**Exercise material**:
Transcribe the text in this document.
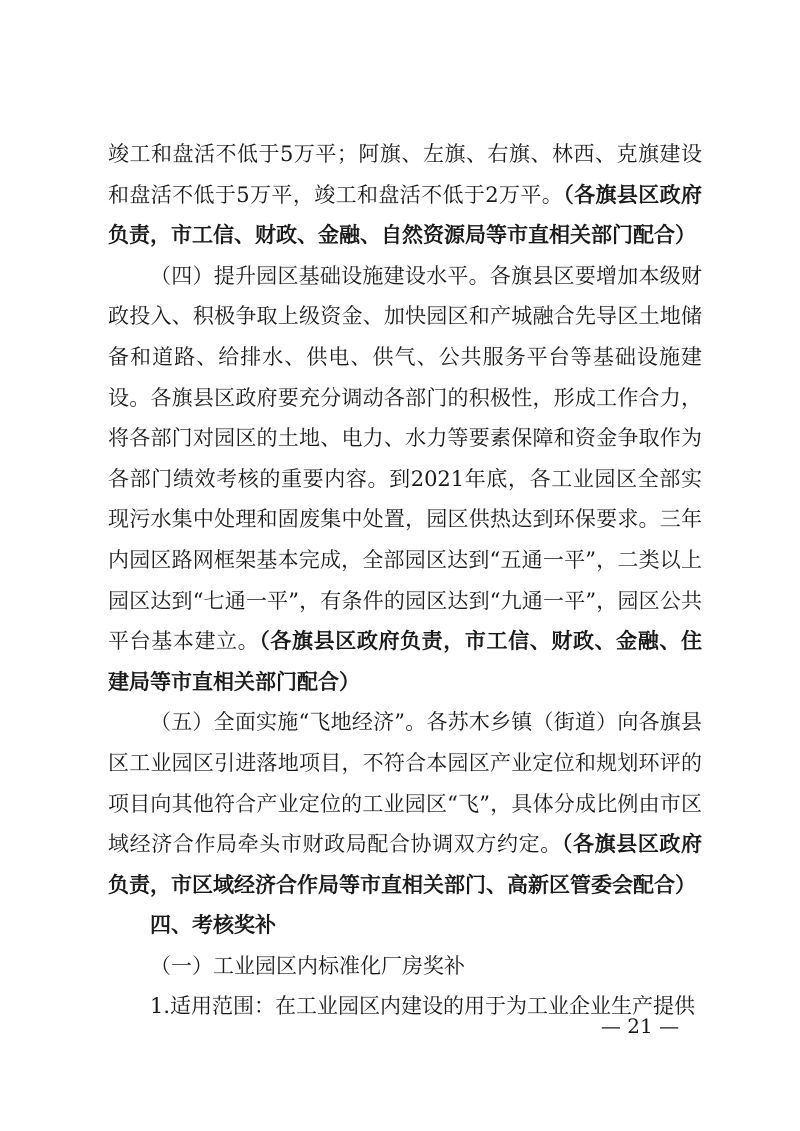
竣工和盘活不低于5万平；阿旗、左旗、右旗、林西、克旗建设和盘活不低于5万平，竣工和盘活不低于2万平。（各旗县区政府负责，市工信、财政、金融、自然资源局等市直相关部门配合）

（四）提升园区基础设施建设水平。各旗县区要增加本级财政投入、积极争取上级资金、加快园区和产城融合先导区土地储备和道路、给排水、供电、供气、公共服务平台等基础设施建设。各旗县区政府要充分调动各部门的积极性，形成工作合力，将各部门对园区的土地、电力、水力等要素保障和资金争取作为各部门绩效考核的重要内容。到2021年底，各工业园区全部实现污水集中处理和固废集中处置，园区供热达到环保要求。三年内园区路网框架基本完成，全部园区达到“五通一平”，二类以上园区达到“七通一平”，有条件的园区达到“九通一平”，园区公共平台基本建立。（各旗县区政府负责，市工信、财政、金融、住建局等市直相关部门配合）

（五）全面实施“飞地经济”。各苏木乡镇（街道）向各旗县区工业园区引进落地项目，不符合本园区产业定位和规划环评的项目向其他符合产业定位的工业园区“飞”，具体分成比例由市区域经济合作局牵头市财政局配合协调双方约定。（各旗县区政府负责，市区域经济合作局等市直相关部门、高新区管委会配合）

四、考核奖补

（一）工业园区内标准化厂房奖补

1.适用范围：在工业园区内建设的用于为工业企业生产提供

— 21 —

**Challenge**: Copy every entry word for word, but omit the pictures.

**Correct output**:
Transcribe the text in this document.
竣工和盘活不低于5万平；阿旗、左旗、右旗、林西、克旗建设和盘活不低于5万平，竣工和盘活不低于2万平。（各旗县区政府负责，市工信、财政、金融、自然资源局等市直相关部门配合）

（四）提升园区基础设施建设水平。各旗县区要增加本级财政投入、积极争取上级资金、加快园区和产城融合先导区土地储备和道路、给排水、供电、供气、公共服务平台等基础设施建设。各旗县区政府要充分调动各部门的积极性，形成工作合力，将各部门对园区的土地、电力、水力等要素保障和资金争取作为各部门绩效考核的重要内容。到2021年底，各工业园区全部实现污水集中处理和固废集中处置，园区供热达到环保要求。三年内园区路网框架基本完成，全部园区达到“五通一平”，二类以上园区达到“七通一平”，有条件的园区达到“九通一平”，园区公共平台基本建立。（各旗县区政府负责，市工信、财政、金融、住建局等市直相关部门配合）

（五）全面实施“飞地经济”。各苏木乡镇（街道）向各旗县区工业园区引进落地项目，不符合本园区产业定位和规划环评的项目向其他符合产业定位的工业园区“飞”，具体分成比例由市区域经济合作局牵头市财政局配合协调双方约定。（各旗县区政府负责，市区域经济合作局等市直相关部门、高新区管委会配合）

四、考核奖补

（一）工业园区内标准化厂房奖补

1.适用范围：在工业园区内建设的用于为工业企业生产提供

— 21 —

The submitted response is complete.